• _Given task_
Copy each of the entries below faithfully, setting aside any pictures.

***

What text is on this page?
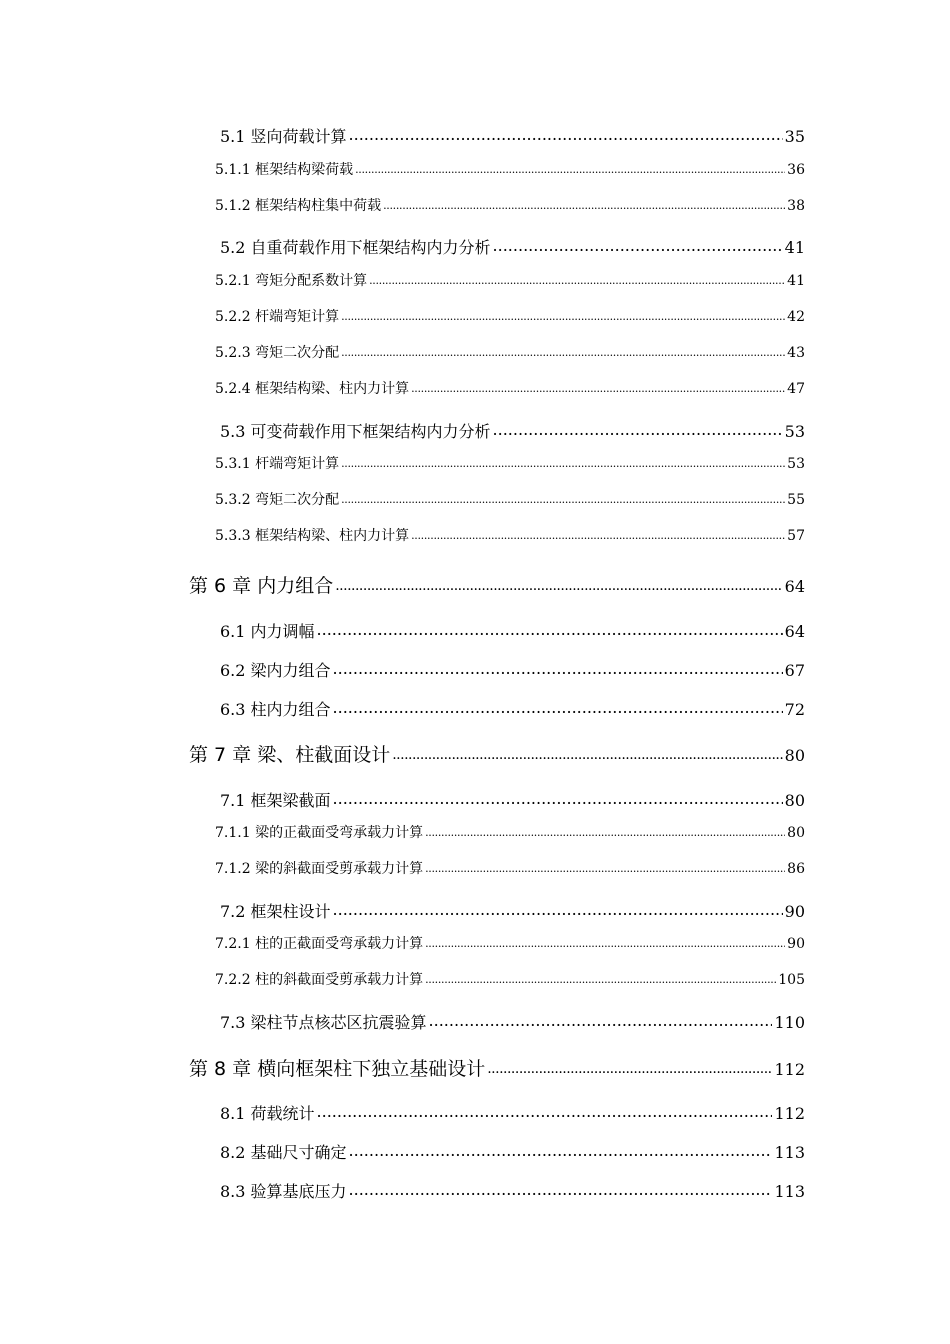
5.1 竖向荷载计算 .....	35
5.1.1 框架结构梁荷载 .....	36
5.1.2 框架结构柱集中荷载 .....	38
5.2 自重荷载作用下框架结构内力分析 .....	41
5.2.1 弯矩分配系数计算 .....	41
5.2.2 杆端弯矩计算 .....	42
5.2.3 弯矩二次分配 .....	43
5.2.4 框架结构梁、柱内力计算 .....	47
5.3 可变荷载作用下框架结构内力分析 .....	53
5.3.1 杆端弯矩计算 .....	53
5.3.2 弯矩二次分配 .....	55
5.3.3 框架结构梁、柱内力计算 .....	57
第 6 章 内力组合 .....	64
6.1 内力调幅 .....	64
6.2 梁内力组合 .....	67
6.3 柱内力组合 .....	72
第 7 章 梁、柱截面设计 .....	80
7.1 框架梁截面 .....	80
7.1.1 梁的正截面受弯承载力计算 .....	80
7.1.2 梁的斜截面受剪承载力计算 .....	86
7.2 框架柱设计 .....	90
7.2.1 柱的正截面受弯承载力计算 .....	90
7.2.2 柱的斜截面受剪承载力计算 .....	105
7.3 梁柱节点核芯区抗震验算 .....	110
第 8 章 横向框架柱下独立基础设计 .....	112
8.1 荷载统计 .....	112
8.2 基础尺寸确定 .....	113
8.3 验算基底压力 .....	113
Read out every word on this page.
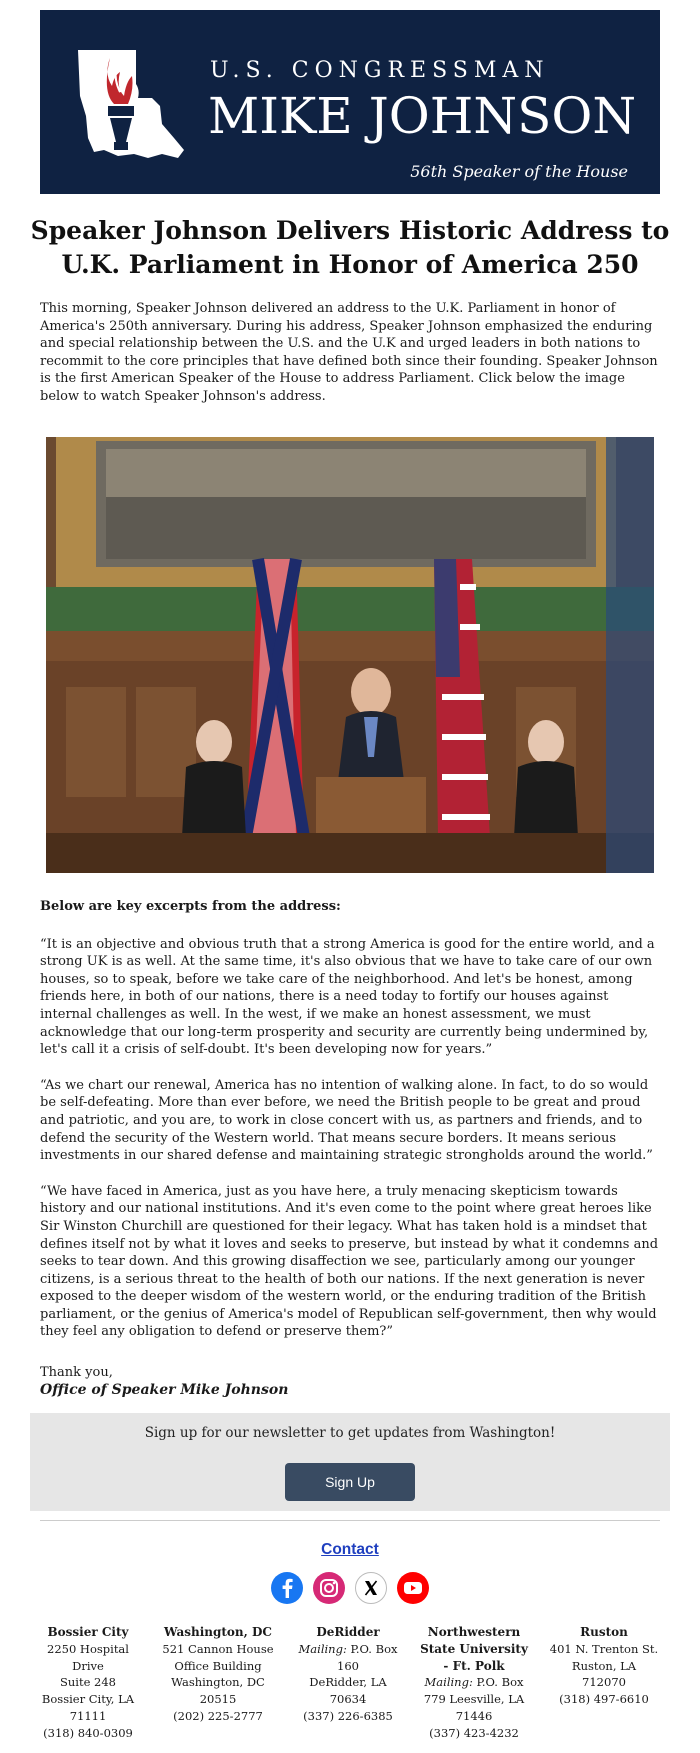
U.S. CONGRESSMAN
MIKE JOHNSON
56th Speaker of the House
Speaker Johnson Delivers Historic Address to U.K. Parliament in Honor of America 250

This morning, Speaker Johnson delivered an address to the U.K. Parliament in honor of America's 250th anniversary. During his address, Speaker Johnson emphasized the enduring and special relationship between the U.S. and the U.K and urged leaders in both nations to recommit to the core principles that have defined both since their founding. Speaker Johnson is the first American Speaker of the House to address Parliament. Click below the image below to watch Speaker Johnson's address.

Below are key excerpts from the address:

“It is an objective and obvious truth that a strong America is good for the entire world, and a strong UK is as well. At the same time, it's also obvious that we have to take care of our own houses, so to speak, before we take care of the neighborhood. And let's be honest, among friends here, in both of our nations, there is a need today to fortify our houses against internal challenges as well. In the west, if we make an honest assessment, we must acknowledge that our long-term prosperity and security are currently being undermined by, let's call it a crisis of self-doubt. It's been developing now for years.”

“As we chart our renewal, America has no intention of walking alone. In fact, to do so would be self-defeating. More than ever before, we need the British people to be great and proud and patriotic, and you are, to work in close concert with us, as partners and friends, and to defend the security of the Western world. That means secure borders. It means serious investments in our shared defense and maintaining strategic strongholds around the world.”

“We have faced in America, just as you have here, a truly menacing skepticism towards history and our national institutions. And it's even come to the point where great heroes like Sir Winston Churchill are questioned for their legacy. What has taken hold is a mindset that defines itself not by what it loves and seeks to preserve, but instead by what it condemns and seeks to tear down. And this growing disaffection we see, particularly among our younger citizens, is a serious threat to the health of both our nations. If the next generation is never exposed to the deeper wisdom of the western world, or the enduring tradition of the British parliament, or the genius of America's model of Republican self-government, then why would they feel any obligation to defend or preserve them?”

Thank you,
Office of Speaker Mike Johnson
Sign up for our newsletter to get updates from Washington!
Sign Up
Contact
Bossier City
2250 Hospital Drive
Suite 248
Bossier City, LA
71111
(318) 840-0309
Washington, DC
521 Cannon House
Office Building
Washington, DC
20515
(202) 225-2777
DeRidder
Mailing: P.O. Box
160
DeRidder, LA
70634
(337) 226-6385
Northwestern State University - Ft. Polk
Mailing: P.O. Box
779 Leesville, LA
71446
(337) 423-4232
Ruston
401 N. Trenton St.
Ruston, LA
712070
(318) 497-6610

***

• _Task response_
What text is on this page?
5.1 竖向荷载计算 .....	35
5.1.1 框架结构梁荷载 .....	36
5.1.2 框架结构柱集中荷载 .....	38
5.2 自重荷载作用下框架结构内力分析 .....	41
5.2.1 弯矩分配系数计算 .....	41
5.2.2 杆端弯矩计算 .....	42
5.2.3 弯矩二次分配 .....	43
5.2.4 框架结构梁、柱内力计算 .....	47
5.3 可变荷载作用下框架结构内力分析 .....	53
5.3.1 杆端弯矩计算 .....	53
5.3.2 弯矩二次分配 .....	55
5.3.3 框架结构梁、柱内力计算 .....	57
第 6 章 内力组合 .....	64
6.1 内力调幅 .....	64
6.2 梁内力组合 .....	67
6.3 柱内力组合 .....	72
第 7 章 梁、柱截面设计 .....	80
7.1 框架梁截面 .....	80
7.1.1 梁的正截面受弯承载力计算 .....	80
7.1.2 梁的斜截面受剪承载力计算 .....	86
7.2 框架柱设计 .....	90
7.2.1 柱的正截面受弯承载力计算 .....	90
7.2.2 柱的斜截面受剪承载力计算 .....	105
7.3 梁柱节点核芯区抗震验算 .....	110
第 8 章 横向框架柱下独立基础设计 .....	112
8.1 荷载统计 .....	112
8.2 基础尺寸确定 .....	113
8.3 验算基底压力 .....	113
Read out every word on this page.
U.S. CONGRESSMAN
MIKE JOHNSON
56th Speaker of the House
Speaker Johnson Delivers Historic Address to U.K. Parliament in Honor of America 250

This morning, Speaker Johnson delivered an address to the U.K. Parliament in honor of America's 250th anniversary. During his address, Speaker Johnson emphasized the enduring and special relationship between the U.S. and the U.K and urged leaders in both nations to recommit to the core principles that have defined both since their founding. Speaker Johnson is the first American Speaker of the House to address Parliament. Click below the image below to watch Speaker Johnson's address.

Below are key excerpts from the address:

“It is an objective and obvious truth that a strong America is good for the entire world, and a strong UK is as well. At the same time, it's also obvious that we have to take care of our own houses, so to speak, before we take care of the neighborhood. And let's be honest, among friends here, in both of our nations, there is a need today to fortify our houses against internal challenges as well. In the west, if we make an honest assessment, we must acknowledge that our long-term prosperity and security are currently being undermined by, let's call it a crisis of self-doubt. It's been developing now for years.”

“As we chart our renewal, America has no intention of walking alone. In fact, to do so would be self-defeating. More than ever before, we need the British people to be great and proud and patriotic, and you are, to work in close concert with us, as partners and friends, and to defend the security of the Western world. That means secure borders. It means serious investments in our shared defense and maintaining strategic strongholds around the world.”

“We have faced in America, just as you have here, a truly menacing skepticism towards history and our national institutions. And it's even come to the point where great heroes like Sir Winston Churchill are questioned for their legacy. What has taken hold is a mindset that defines itself not by what it loves and seeks to preserve, but instead by what it condemns and seeks to tear down. And this growing disaffection we see, particularly among our younger citizens, is a serious threat to the health of both our nations. If the next generation is never exposed to the deeper wisdom of the western world, or the enduring tradition of the British parliament, or the genius of America's model of Republican self-government, then why would they feel any obligation to defend or preserve them?”

Thank you,
Office of Speaker Mike Johnson
Sign up for our newsletter to get updates from Washington!
Sign Up
Contact
Bossier City
2250 Hospital Drive
Suite 248
Bossier City, LA
71111
(318) 840-0309
Washington, DC
521 Cannon House
Office Building
Washington, DC
20515
(202) 225-2777
DeRidder
Mailing: P.O. Box
160
DeRidder, LA
70634
(337) 226-6385
Northwestern State University - Ft. Polk
Mailing: P.O. Box
779 Leesville, LA
71446
(337) 423-4232
Ruston
401 N. Trenton St.
Ruston, LA
712070
(318) 497-6610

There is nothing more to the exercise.